### Task
Return the records exactly as they are.
[start of Data extract]
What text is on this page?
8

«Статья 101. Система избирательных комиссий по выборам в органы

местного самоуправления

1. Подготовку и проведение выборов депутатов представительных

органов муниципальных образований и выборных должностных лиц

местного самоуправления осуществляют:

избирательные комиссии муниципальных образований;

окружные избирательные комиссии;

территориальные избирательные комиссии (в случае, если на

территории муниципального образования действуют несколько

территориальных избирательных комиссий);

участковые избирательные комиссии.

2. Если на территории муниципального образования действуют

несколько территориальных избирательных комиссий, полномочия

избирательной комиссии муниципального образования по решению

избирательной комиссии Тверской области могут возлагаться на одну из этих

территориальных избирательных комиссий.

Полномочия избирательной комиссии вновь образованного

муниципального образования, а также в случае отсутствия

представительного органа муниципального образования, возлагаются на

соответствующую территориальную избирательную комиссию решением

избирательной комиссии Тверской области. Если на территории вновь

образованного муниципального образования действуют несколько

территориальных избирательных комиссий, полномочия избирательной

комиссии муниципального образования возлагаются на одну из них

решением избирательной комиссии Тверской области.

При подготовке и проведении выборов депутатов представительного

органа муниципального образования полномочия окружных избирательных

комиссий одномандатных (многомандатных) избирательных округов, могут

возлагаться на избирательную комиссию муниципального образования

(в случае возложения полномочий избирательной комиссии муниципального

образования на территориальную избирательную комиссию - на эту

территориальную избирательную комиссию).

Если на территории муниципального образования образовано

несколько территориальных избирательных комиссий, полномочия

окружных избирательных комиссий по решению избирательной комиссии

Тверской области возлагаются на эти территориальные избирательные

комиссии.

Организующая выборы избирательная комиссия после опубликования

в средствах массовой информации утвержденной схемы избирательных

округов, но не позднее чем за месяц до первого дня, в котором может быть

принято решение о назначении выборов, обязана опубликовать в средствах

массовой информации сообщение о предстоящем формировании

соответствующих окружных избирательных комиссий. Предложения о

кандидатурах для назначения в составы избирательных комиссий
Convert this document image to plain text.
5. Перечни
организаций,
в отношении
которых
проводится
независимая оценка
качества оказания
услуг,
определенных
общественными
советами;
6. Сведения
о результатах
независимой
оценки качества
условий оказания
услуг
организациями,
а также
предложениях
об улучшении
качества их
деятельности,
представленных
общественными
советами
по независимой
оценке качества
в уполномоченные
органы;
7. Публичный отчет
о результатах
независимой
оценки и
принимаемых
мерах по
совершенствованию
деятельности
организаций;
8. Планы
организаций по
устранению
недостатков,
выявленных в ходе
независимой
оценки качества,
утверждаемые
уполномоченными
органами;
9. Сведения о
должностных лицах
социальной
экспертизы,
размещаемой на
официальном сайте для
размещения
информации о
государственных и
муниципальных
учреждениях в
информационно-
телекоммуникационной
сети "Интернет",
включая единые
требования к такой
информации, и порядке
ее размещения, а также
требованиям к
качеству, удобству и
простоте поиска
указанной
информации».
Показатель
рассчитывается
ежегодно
[end of Data extract]
### Reply
What text is on this page?
8

«Статья 101. Система избирательных комиссий по выборам в органы

местного самоуправления

1. Подготовку и проведение выборов депутатов представительных

органов муниципальных образований и выборных должностных лиц

местного самоуправления осуществляют:

избирательные комиссии муниципальных образований;

окружные избирательные комиссии;

территориальные избирательные комиссии (в случае, если на

территории муниципального образования действуют несколько

территориальных избирательных комиссий);

участковые избирательные комиссии.

2. Если на территории муниципального образования действуют

несколько территориальных избирательных комиссий, полномочия

избирательной комиссии муниципального образования по решению

избирательной комиссии Тверской области могут возлагаться на одну из этих

территориальных избирательных комиссий.

Полномочия избирательной комиссии вновь образованного

муниципального образования, а также в случае отсутствия

представительного органа муниципального образования, возлагаются на

соответствующую территориальную избирательную комиссию решением

избирательной комиссии Тверской области. Если на территории вновь

образованного муниципального образования действуют несколько

территориальных избирательных комиссий, полномочия избирательной

комиссии муниципального образования возлагаются на одну из них

решением избирательной комиссии Тверской области.

При подготовке и проведении выборов депутатов представительного

органа муниципального образования полномочия окружных избирательных

комиссий одномандатных (многомандатных) избирательных округов, могут

возлагаться на избирательную комиссию муниципального образования

(в случае возложения полномочий избирательной комиссии муниципального

образования на территориальную избирательную комиссию - на эту

территориальную избирательную комиссию).

Если на территории муниципального образования образовано

несколько территориальных избирательных комиссий, полномочия

окружных избирательных комиссий по решению избирательной комиссии

Тверской области возлагаются на эти территориальные избирательные

комиссии.

Организующая выборы избирательная комиссия после опубликования

в средствах массовой информации утвержденной схемы избирательных

округов, но не позднее чем за месяц до первого дня, в котором может быть

принято решение о назначении выборов, обязана опубликовать в средствах

массовой информации сообщение о предстоящем формировании

соответствующих окружных избирательных комиссий. Предложения о

кандидатурах для назначения в составы избирательных комиссий
Convert this document image to plain text.
5. Перечни
организаций,
в отношении
которых
проводится
независимая оценка
качества оказания
услуг,
определенных
общественными
советами;
6. Сведения
о результатах
независимой
оценки качества
условий оказания
услуг
организациями,
а также
предложениях
об улучшении
качества их
деятельности,
представленных
общественными
советами
по независимой
оценке качества
в уполномоченные
органы;
7. Публичный отчет
о результатах
независимой
оценки и
принимаемых
мерах по
совершенствованию
деятельности
организаций;
8. Планы
организаций по
устранению
недостатков,
выявленных в ходе
независимой
оценки качества,
утверждаемые
уполномоченными
органами;
9. Сведения о
должностных лицах
социальной
экспертизы,
размещаемой на
официальном сайте для
размещения
информации о
государственных и
муниципальных
учреждениях в
информационно-
телекоммуникационной
сети "Интернет",
включая единые
требования к такой
информации, и порядке
ее размещения, а также
требованиям к
качеству, удобству и
простоте поиска
указанной
информации».
Показатель
рассчитывается
ежегодно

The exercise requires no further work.